WHAT YOU ARE ASKED TO DO
Every line with the string "object" should be gathered.

DATA RECORDS
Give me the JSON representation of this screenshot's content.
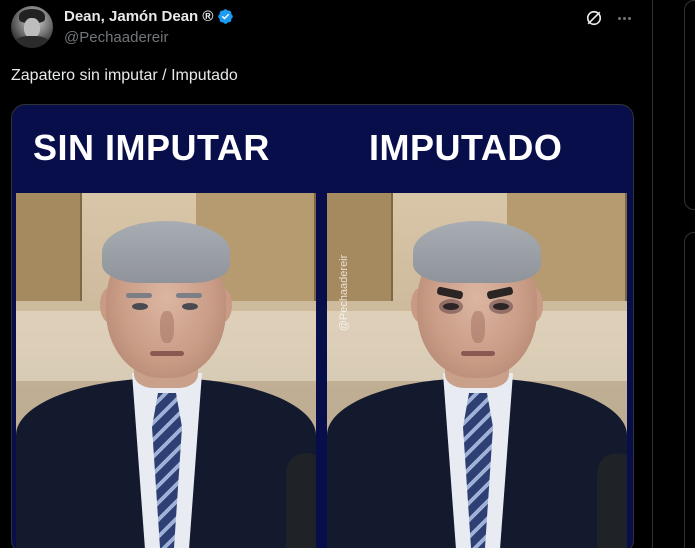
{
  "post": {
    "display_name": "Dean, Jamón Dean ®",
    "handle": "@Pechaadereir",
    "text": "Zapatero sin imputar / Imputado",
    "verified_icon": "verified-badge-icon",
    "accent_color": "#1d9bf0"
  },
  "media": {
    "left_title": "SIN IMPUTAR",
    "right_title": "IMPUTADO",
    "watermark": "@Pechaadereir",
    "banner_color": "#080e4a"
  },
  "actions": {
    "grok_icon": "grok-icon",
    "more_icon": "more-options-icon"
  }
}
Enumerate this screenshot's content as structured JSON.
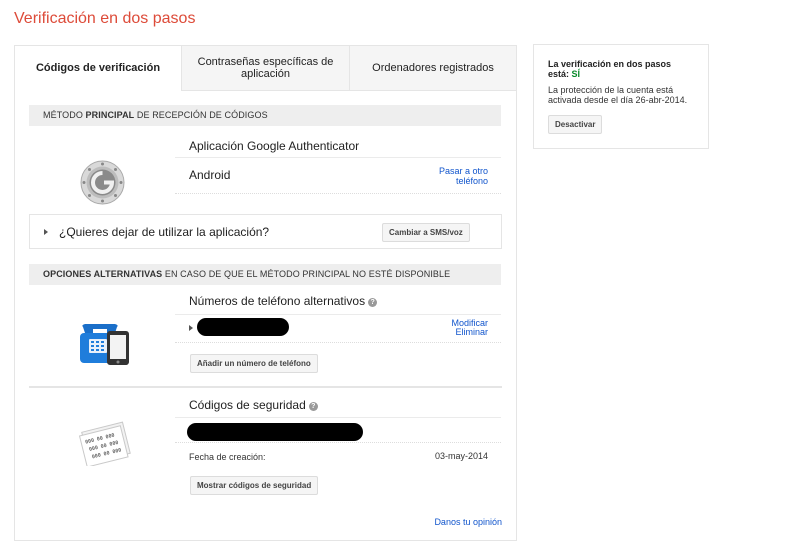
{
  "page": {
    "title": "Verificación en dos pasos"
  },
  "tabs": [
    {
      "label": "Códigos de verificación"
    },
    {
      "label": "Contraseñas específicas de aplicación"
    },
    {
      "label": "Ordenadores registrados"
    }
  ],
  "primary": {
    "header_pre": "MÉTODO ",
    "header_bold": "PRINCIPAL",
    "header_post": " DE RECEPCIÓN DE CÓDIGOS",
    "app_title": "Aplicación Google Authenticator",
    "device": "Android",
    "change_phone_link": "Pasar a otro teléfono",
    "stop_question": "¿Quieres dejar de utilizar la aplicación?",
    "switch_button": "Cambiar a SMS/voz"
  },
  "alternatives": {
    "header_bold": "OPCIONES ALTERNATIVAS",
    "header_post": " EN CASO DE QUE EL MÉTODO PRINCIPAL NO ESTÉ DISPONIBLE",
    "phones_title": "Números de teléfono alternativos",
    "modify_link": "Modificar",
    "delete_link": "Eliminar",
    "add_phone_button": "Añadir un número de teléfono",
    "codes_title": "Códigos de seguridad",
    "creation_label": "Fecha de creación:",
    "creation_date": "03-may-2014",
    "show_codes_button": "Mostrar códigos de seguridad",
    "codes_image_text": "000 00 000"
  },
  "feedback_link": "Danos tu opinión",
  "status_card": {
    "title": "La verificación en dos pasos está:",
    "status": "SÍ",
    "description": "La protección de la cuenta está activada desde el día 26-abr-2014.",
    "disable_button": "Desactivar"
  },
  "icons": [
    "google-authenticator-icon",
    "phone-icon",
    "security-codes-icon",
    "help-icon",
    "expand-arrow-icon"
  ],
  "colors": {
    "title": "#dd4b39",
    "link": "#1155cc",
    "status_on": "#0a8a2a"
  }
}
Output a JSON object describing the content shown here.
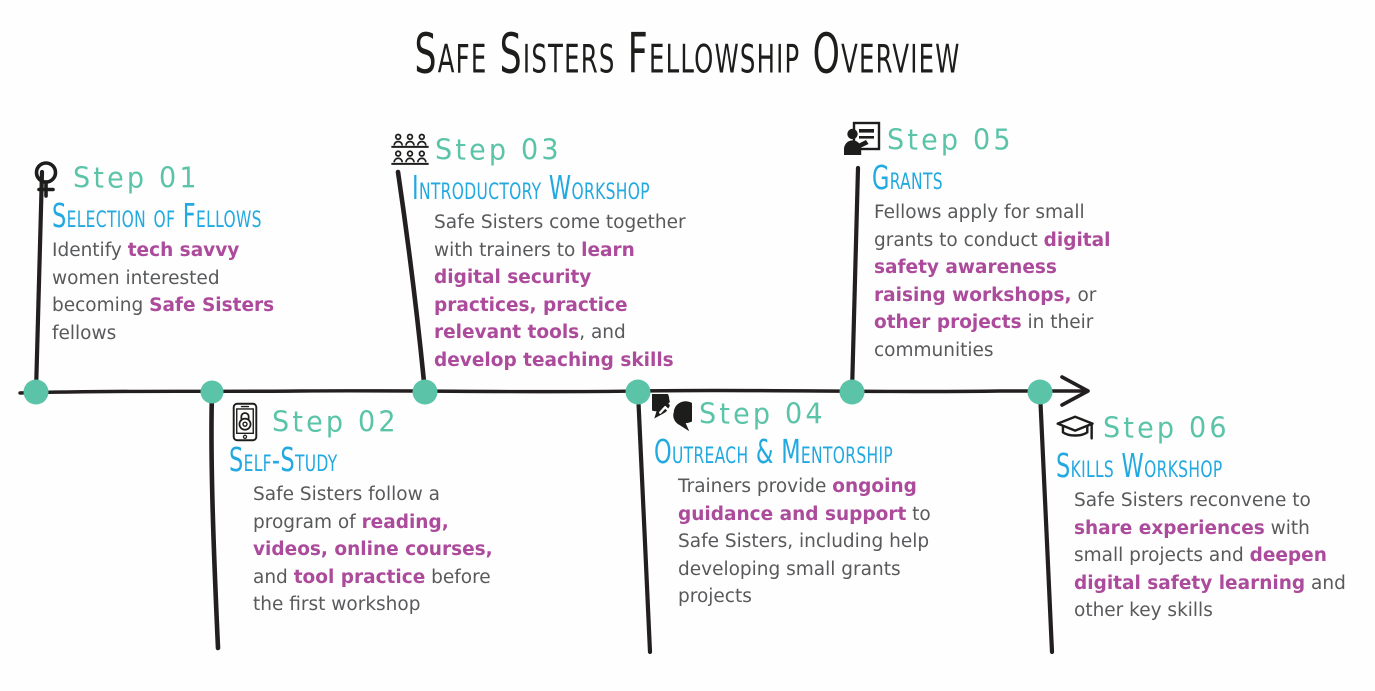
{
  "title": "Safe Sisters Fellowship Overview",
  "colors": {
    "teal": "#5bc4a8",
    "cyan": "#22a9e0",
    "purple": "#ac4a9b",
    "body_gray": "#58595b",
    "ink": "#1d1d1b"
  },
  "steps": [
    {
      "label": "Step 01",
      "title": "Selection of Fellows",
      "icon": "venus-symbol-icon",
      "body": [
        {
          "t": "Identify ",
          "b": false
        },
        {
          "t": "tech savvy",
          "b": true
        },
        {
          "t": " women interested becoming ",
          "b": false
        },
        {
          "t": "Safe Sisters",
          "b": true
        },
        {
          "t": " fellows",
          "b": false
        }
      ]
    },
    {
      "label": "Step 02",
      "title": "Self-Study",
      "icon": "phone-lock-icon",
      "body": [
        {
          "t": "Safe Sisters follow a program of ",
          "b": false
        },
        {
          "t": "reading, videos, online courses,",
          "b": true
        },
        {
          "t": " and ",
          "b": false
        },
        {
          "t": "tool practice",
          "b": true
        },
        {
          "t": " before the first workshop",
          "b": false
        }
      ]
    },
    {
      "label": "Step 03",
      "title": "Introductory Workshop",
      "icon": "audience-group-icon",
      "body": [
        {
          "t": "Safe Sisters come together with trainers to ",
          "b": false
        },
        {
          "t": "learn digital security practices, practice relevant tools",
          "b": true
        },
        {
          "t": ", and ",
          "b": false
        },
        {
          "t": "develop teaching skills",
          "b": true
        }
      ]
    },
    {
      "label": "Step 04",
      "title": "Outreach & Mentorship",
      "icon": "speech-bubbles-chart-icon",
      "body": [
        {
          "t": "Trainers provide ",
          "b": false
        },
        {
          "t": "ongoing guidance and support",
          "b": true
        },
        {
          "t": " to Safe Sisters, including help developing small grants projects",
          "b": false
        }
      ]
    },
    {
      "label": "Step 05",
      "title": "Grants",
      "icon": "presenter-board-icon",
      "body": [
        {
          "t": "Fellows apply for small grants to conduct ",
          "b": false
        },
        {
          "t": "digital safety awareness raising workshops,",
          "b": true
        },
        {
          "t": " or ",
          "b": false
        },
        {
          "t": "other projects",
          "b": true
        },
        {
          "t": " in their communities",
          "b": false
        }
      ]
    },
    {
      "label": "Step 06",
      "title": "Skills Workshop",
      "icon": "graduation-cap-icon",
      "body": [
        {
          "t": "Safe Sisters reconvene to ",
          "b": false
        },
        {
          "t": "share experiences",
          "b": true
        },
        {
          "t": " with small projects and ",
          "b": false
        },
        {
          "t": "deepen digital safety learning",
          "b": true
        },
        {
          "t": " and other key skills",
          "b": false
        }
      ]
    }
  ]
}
--
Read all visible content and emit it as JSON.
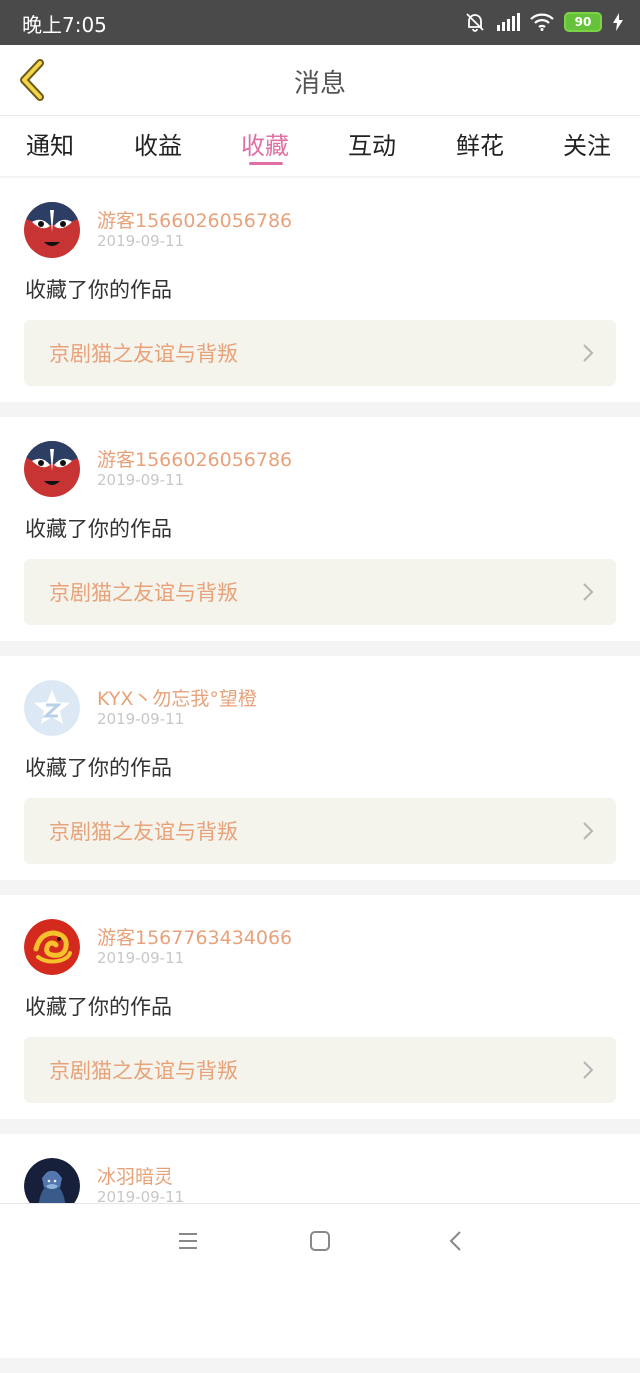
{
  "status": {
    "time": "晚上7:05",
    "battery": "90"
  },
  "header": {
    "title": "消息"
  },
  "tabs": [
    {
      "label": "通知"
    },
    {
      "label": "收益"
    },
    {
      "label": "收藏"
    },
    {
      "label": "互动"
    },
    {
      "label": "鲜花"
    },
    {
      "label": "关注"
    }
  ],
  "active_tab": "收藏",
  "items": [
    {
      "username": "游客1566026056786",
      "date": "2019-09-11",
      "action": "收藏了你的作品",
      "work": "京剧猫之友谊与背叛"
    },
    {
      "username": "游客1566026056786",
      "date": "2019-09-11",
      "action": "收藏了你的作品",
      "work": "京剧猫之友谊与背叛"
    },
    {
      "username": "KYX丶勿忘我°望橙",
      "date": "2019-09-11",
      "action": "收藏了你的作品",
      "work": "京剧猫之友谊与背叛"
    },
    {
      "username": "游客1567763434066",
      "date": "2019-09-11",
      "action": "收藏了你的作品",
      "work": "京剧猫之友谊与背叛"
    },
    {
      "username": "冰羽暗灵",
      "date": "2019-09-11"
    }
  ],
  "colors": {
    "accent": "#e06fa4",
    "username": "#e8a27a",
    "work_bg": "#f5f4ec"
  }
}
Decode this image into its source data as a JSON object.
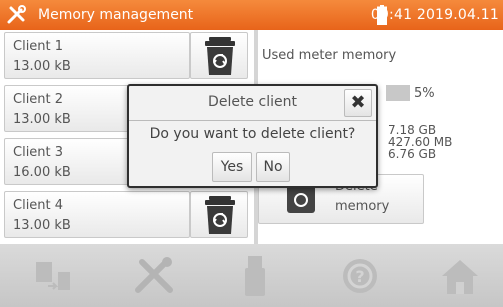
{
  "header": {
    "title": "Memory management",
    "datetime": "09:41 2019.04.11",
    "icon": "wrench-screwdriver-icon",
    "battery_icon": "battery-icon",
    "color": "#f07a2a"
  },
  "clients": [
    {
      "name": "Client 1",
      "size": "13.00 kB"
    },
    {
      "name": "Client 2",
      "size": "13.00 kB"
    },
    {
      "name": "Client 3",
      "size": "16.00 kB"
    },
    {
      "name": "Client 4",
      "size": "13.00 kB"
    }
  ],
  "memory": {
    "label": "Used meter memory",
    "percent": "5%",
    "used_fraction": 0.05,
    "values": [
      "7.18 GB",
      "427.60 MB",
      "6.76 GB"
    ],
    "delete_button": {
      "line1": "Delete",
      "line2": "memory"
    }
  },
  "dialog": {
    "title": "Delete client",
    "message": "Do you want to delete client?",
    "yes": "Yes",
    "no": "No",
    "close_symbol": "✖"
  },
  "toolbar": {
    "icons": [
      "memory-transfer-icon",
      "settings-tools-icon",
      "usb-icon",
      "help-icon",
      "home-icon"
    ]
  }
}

THE COMPLETED TASK
Output a JSON object describing the content shown here.
Decode this image into its source data as a JSON object.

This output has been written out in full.